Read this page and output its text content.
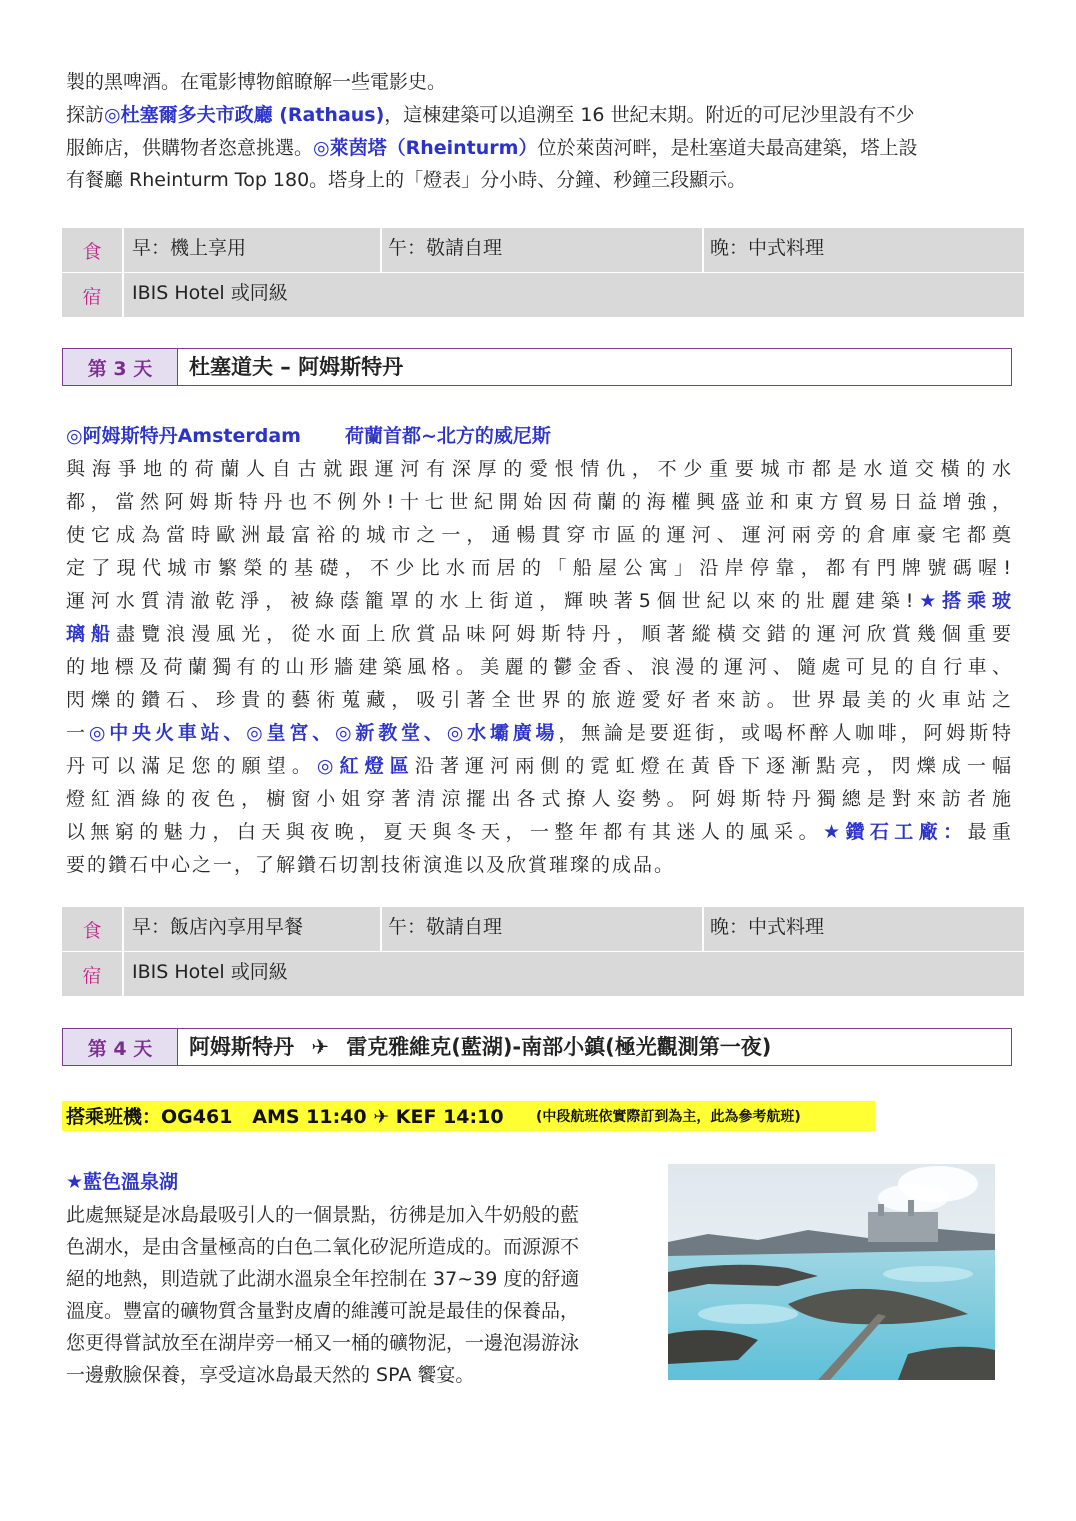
製的黑啤酒。在電影博物館瞭解一些電影史。
探訪◎杜塞爾多夫市政廳 (Rathaus)，這棟建築可以追溯至 16 世紀末期。附近的可尼沙里設有不少
服飾店，供購物者恣意挑選。◎萊茵塔（Rheinturm）位於萊茵河畔，是杜塞道夫最高建築，塔上設
有餐廳 Rheinturm Top 180。塔身上的「燈表」分小時、分鐘、秒鐘三段顯示。
食	早：機上享用	午：敬請自理	晚：中式料理
宿	IBIS Hotel 或同級
第 3 天	杜塞道夫 – 阿姆斯特丹
◎阿姆斯特丹Amsterdam 荷蘭首都~北方的威尼斯
與海爭地的荷蘭人自古就跟運河有深厚的愛恨情仇，不少重要城市都是水道交橫的水
都，當然阿姆斯特丹也不例外!十七世紀開始因荷蘭的海權興盛並和東方貿易日益增強，
使它成為當時歐洲最富裕的城市之一，通暢貫穿市區的運河、運河兩旁的倉庫豪宅都奠
定了現代城市繁榮的基礎，不少比水而居的「船屋公寓」沿岸停靠，都有門牌號碼喔!
運河水質清澈乾淨，被綠蔭籠罩的水上街道，輝映著5個世紀以來的壯麗建築!★搭乘玻
璃船盡覽浪漫風光，從水面上欣賞品味阿姆斯特丹，順著縱橫交錯的運河欣賞幾個重要
的地標及荷蘭獨有的山形牆建築風格。美麗的鬱金香、浪漫的運河、隨處可見的自行車、
閃爍的鑽石、珍貴的藝術蒐藏，吸引著全世界的旅遊愛好者來訪。世界最美的火車站之
一◎中央火車站、◎皇宮、◎新教堂、◎水壩廣場，無論是要逛街，或喝杯醉人咖啡，阿姆斯特
丹可以滿足您的願望。◎紅燈區沿著運河兩側的霓虹燈在黃昏下逐漸點亮，閃爍成一幅
燈紅酒綠的夜色，櫥窗小姐穿著清涼擺出各式撩人姿勢。阿姆斯特丹獨總是對來訪者施
以無窮的魅力，白天與夜晚，夏天與冬天，一整年都有其迷人的風采。★鑽石工廠：最重
要的鑽石中心之一，了解鑽石切割技術演進以及欣賞璀璨的成品。
食	早：飯店內享用早餐	午：敬請自理	晚：中式料理
宿	IBIS Hotel 或同級
第 4 天	阿姆斯特丹 ✈ 雷克雅維克(藍湖)-南部小鎮(極光觀測第一夜)
搭乘班機：OG461   AMS 11:40 ✈ KEF 14:10 (中段航班依實際訂到為主，此為參考航班)
★藍色溫泉湖
此處無疑是冰島最吸引人的一個景點，彷彿是加入牛奶般的藍
色湖水，是由含量極高的白色二氧化矽泥所造成的。而源源不
絕的地熱，則造就了此湖水溫泉全年控制在 37~39 度的舒適
溫度。豐富的礦物質含量對皮膚的維護可說是最佳的保養品，
您更得嘗試放至在湖岸旁一桶又一桶的礦物泥，一邊泡湯游泳
一邊敷臉保養，享受這冰島最天然的 SPA 饗宴。
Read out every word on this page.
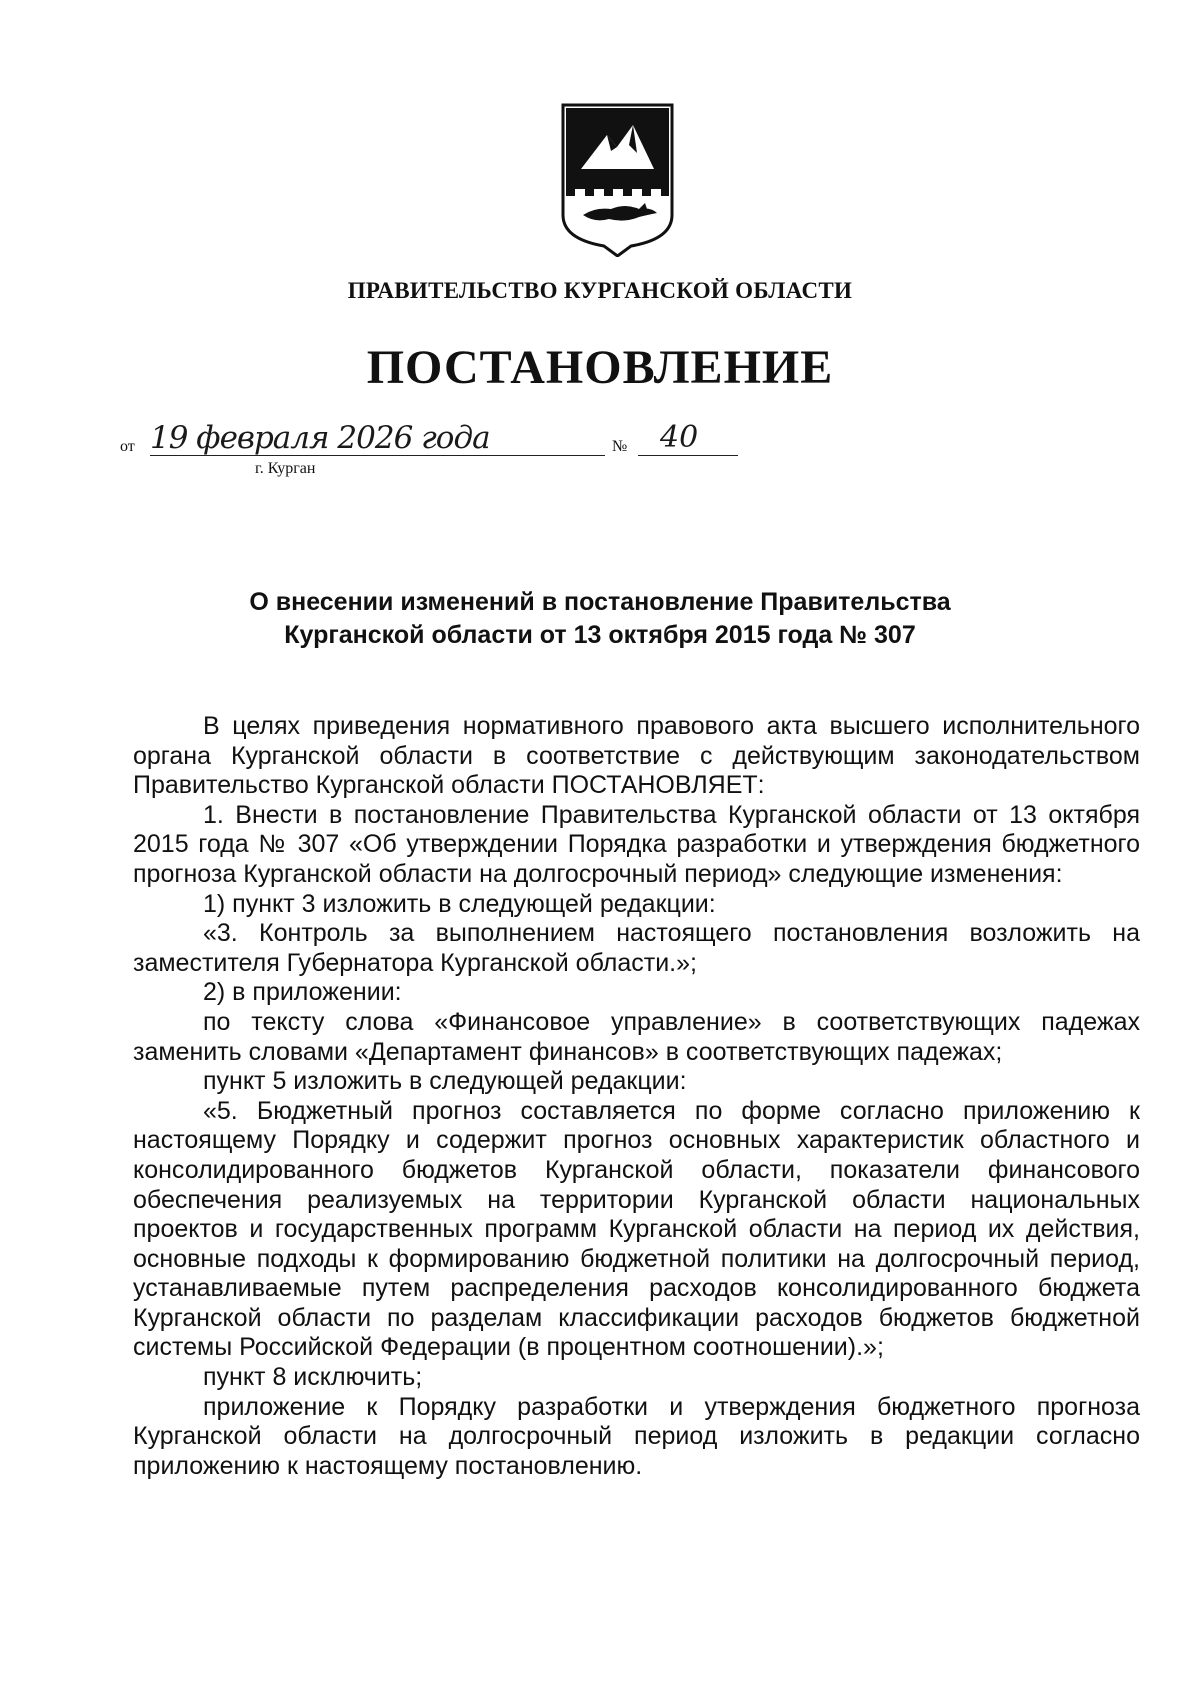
ПРАВИТЕЛЬСТВО КУРГАНСКОЙ ОБЛАСТИ
ПОСТАНОВЛЕНИЕ
от 19 февраля 2026 года	№ 40
г. Курган
О внесении изменений в постановление Правительства
Курганской области от 13 октября 2015 года № 307

В целях приведения нормативного правового акта высшего исполнительного органа Курганской области в соответствие с действующим законодательством Правительство Курганской области ПОСТАНОВЛЯЕТ:

1. Внести в постановление Правительства Курганской области от 13 октября 2015 года № 307 «Об утверждении Порядка разработки и утверждения бюджетного прогноза Курганской области на долгосрочный период» следующие изменения:

1) пункт 3 изложить в следующей редакции:

«3. Контроль за выполнением настоящего постановления возложить на заместителя Губернатора Курганской области.»;

2) в приложении:

по тексту слова «Финансовое управление» в соответствующих падежах заменить словами «Департамент финансов» в соответствующих падежах;

пункт 5 изложить в следующей редакции:

«5. Бюджетный прогноз составляется по форме согласно приложению к настоящему Порядку и содержит прогноз основных характеристик областного и консолидированного бюджетов Курганской области, показатели финансового обеспечения реализуемых на территории Курганской области национальных проектов и государственных программ Курганской области на период их действия, основные подходы к формированию бюджетной политики на долгосрочный период, устанавливаемые путем распределения расходов консолидированного бюджета Курганской области по разделам классификации расходов бюджетов бюджетной системы Российской Федерации (в процентном соотношении).»;

пункт 8 исключить;

приложение к Порядку разработки и утверждения бюджетного прогноза Курганской области на долгосрочный период изложить в редакции согласно приложению к настоящему постановлению.
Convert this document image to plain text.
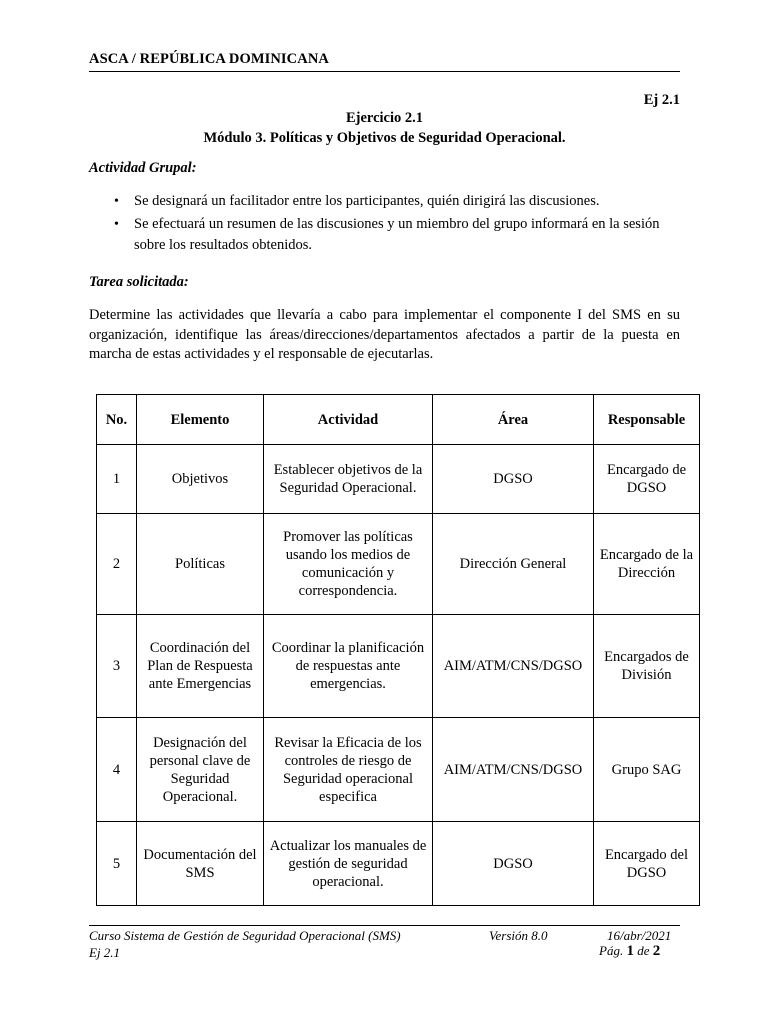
ASCA / REPÚBLICA DOMINICANA
Ej 2.1
Ejercicio 2.1
Módulo 3. Políticas y Objetivos de Seguridad Operacional.
Actividad Grupal:
• Se designará un facilitador entre los participantes, quién dirigirá las discusiones.
• Se efectuará un resumen de las discusiones y un miembro del grupo informará en la sesión sobre los resultados obtenidos.
Tarea solicitada:
Determine las actividades que llevaría a cabo para implementar el componente I del SMS en su organización, identifique las áreas/direcciones/departamentos afectados a partir de la puesta en marcha de estas actividades y el responsable de ejecutarlas.
No.	Elemento	Actividad	Área	Responsable
1	Objetivos	Establecer objetivos de la Seguridad Operacional.	DGSO	Encargado de DGSO
2	Políticas	Promover las políticas usando los medios de comunicación y correspondencia.	Dirección General	Encargado de la Dirección
3	Coordinación del Plan de Respuesta ante Emergencias	Coordinar la planificación de respuestas ante emergencias.	AIM/ATM/CNS/DGSO	Encargados de División
4	Designación del personal clave de Seguridad Operacional.	Revisar la Eficacia de los controles de riesgo de Seguridad operacional especifica	AIM/ATM/CNS/DGSO	Grupo SAG
5	Documentación del SMS	Actualizar los manuales de gestión de seguridad operacional.	DGSO	Encargado del DGSO
Curso Sistema de Gestión de Seguridad Operacional (SMS)
Ej 2.1
Versión 8.0	16/abr/2021
Pág. 1 de 2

◇ ◇ ◇ ◇ ◇ ◇ ◇

▸ **Directive**
Print every entry exactly as written, without the pictures.

▸ **Answer for the task**
Read this page and output its text content.
製的黑啤酒。在電影博物館瞭解一些電影史。
探訪◎杜塞爾多夫市政廳 (Rathaus)，這棟建築可以追溯至 16 世紀末期。附近的可尼沙里設有不少
服飾店，供購物者恣意挑選。◎萊茵塔（Rheinturm）位於萊茵河畔，是杜塞道夫最高建築，塔上設
有餐廳 Rheinturm Top 180。塔身上的「燈表」分小時、分鐘、秒鐘三段顯示。
食	早：機上享用	午：敬請自理	晚：中式料理
宿	IBIS Hotel 或同級
第 3 天	杜塞道夫 – 阿姆斯特丹
◎阿姆斯特丹Amsterdam 荷蘭首都~北方的威尼斯
與海爭地的荷蘭人自古就跟運河有深厚的愛恨情仇，不少重要城市都是水道交橫的水
都，當然阿姆斯特丹也不例外!十七世紀開始因荷蘭的海權興盛並和東方貿易日益增強，
使它成為當時歐洲最富裕的城市之一，通暢貫穿市區的運河、運河兩旁的倉庫豪宅都奠
定了現代城市繁榮的基礎，不少比水而居的「船屋公寓」沿岸停靠，都有門牌號碼喔!
運河水質清澈乾淨，被綠蔭籠罩的水上街道，輝映著5個世紀以來的壯麗建築!★搭乘玻
璃船盡覽浪漫風光，從水面上欣賞品味阿姆斯特丹，順著縱橫交錯的運河欣賞幾個重要
的地標及荷蘭獨有的山形牆建築風格。美麗的鬱金香、浪漫的運河、隨處可見的自行車、
閃爍的鑽石、珍貴的藝術蒐藏，吸引著全世界的旅遊愛好者來訪。世界最美的火車站之
一◎中央火車站、◎皇宮、◎新教堂、◎水壩廣場，無論是要逛街，或喝杯醉人咖啡，阿姆斯特
丹可以滿足您的願望。◎紅燈區沿著運河兩側的霓虹燈在黃昏下逐漸點亮，閃爍成一幅
燈紅酒綠的夜色，櫥窗小姐穿著清涼擺出各式撩人姿勢。阿姆斯特丹獨總是對來訪者施
以無窮的魅力，白天與夜晚，夏天與冬天，一整年都有其迷人的風采。★鑽石工廠：最重
要的鑽石中心之一，了解鑽石切割技術演進以及欣賞璀璨的成品。
食	早：飯店內享用早餐	午：敬請自理	晚：中式料理
宿	IBIS Hotel 或同級
第 4 天	阿姆斯特丹 ✈ 雷克雅維克(藍湖)-南部小鎮(極光觀測第一夜)
搭乘班機：OG461   AMS 11:40 ✈ KEF 14:10 (中段航班依實際訂到為主，此為參考航班)
★藍色溫泉湖
此處無疑是冰島最吸引人的一個景點，彷彿是加入牛奶般的藍
色湖水，是由含量極高的白色二氧化矽泥所造成的。而源源不
絕的地熱，則造就了此湖水溫泉全年控制在 37~39 度的舒適
溫度。豐富的礦物質含量對皮膚的維護可說是最佳的保養品，
您更得嘗試放至在湖岸旁一桶又一桶的礦物泥，一邊泡湯游泳
一邊敷臉保養，享受這冰島最天然的 SPA 饗宴。
Read out every word on this page.
ПРАВИТЕЛЬСТВО КУРГАНСКОЙ ОБЛАСТИ
ПОСТАНОВЛЕНИЕ
от 19 февраля 2026 года	№ 40
г. Курган
О внесении изменений в постановление Правительства
Курганской области от 13 октября 2015 года № 307

В целях приведения нормативного правового акта высшего исполнительного органа Курганской области в соответствие с действующим законодательством Правительство Курганской области ПОСТАНОВЛЯЕТ:

1. Внести в постановление Правительства Курганской области от 13 октября 2015 года № 307 «Об утверждении Порядка разработки и утверждения бюджетного прогноза Курганской области на долгосрочный период» следующие изменения:

1) пункт 3 изложить в следующей редакции:

«3. Контроль за выполнением настоящего постановления возложить на заместителя Губернатора Курганской области.»;

2) в приложении:

по тексту слова «Финансовое управление» в соответствующих падежах заменить словами «Департамент финансов» в соответствующих падежах;

пункт 5 изложить в следующей редакции:

«5. Бюджетный прогноз составляется по форме согласно приложению к настоящему Порядку и содержит прогноз основных характеристик областного и консолидированного бюджетов Курганской области, показатели финансового обеспечения реализуемых на территории Курганской области национальных проектов и государственных программ Курганской области на период их действия, основные подходы к формированию бюджетной политики на долгосрочный период, устанавливаемые путем распределения расходов консолидированного бюджета Курганской области по разделам классификации расходов бюджетов бюджетной системы Российской Федерации (в процентном соотношении).»;

пункт 8 исключить;

приложение к Порядку разработки и утверждения бюджетного прогноза Курганской области на долгосрочный период изложить в редакции согласно приложению к настоящему постановлению.
Convert this document image to plain text.
ASCA / REPÚBLICA DOMINICANA
Ej 2.1
Ejercicio 2.1
Módulo 3. Políticas y Objetivos de Seguridad Operacional.
Actividad Grupal:
• Se designará un facilitador entre los participantes, quién dirigirá las discusiones.
• Se efectuará un resumen de las discusiones y un miembro del grupo informará en la sesión sobre los resultados obtenidos.
Tarea solicitada:
Determine las actividades que llevaría a cabo para implementar el componente I del SMS en su organización, identifique las áreas/direcciones/departamentos afectados a partir de la puesta en marcha de estas actividades y el responsable de ejecutarlas.
No.	Elemento	Actividad	Área	Responsable
1	Objetivos	Establecer objetivos de la Seguridad Operacional.	DGSO	Encargado de DGSO
2	Políticas	Promover las políticas usando los medios de comunicación y correspondencia.	Dirección General	Encargado de la Dirección
3	Coordinación del Plan de Respuesta ante Emergencias	Coordinar la planificación de respuestas ante emergencias.	AIM/ATM/CNS/DGSO	Encargados de División
4	Designación del personal clave de Seguridad Operacional.	Revisar la Eficacia de los controles de riesgo de Seguridad operacional especifica	AIM/ATM/CNS/DGSO	Grupo SAG
5	Documentación del SMS	Actualizar los manuales de gestión de seguridad operacional.	DGSO	Encargado del DGSO
Curso Sistema de Gestión de Seguridad Operacional (SMS)
Ej 2.1
Versión 8.0	16/abr/2021
Pág. 1 de 2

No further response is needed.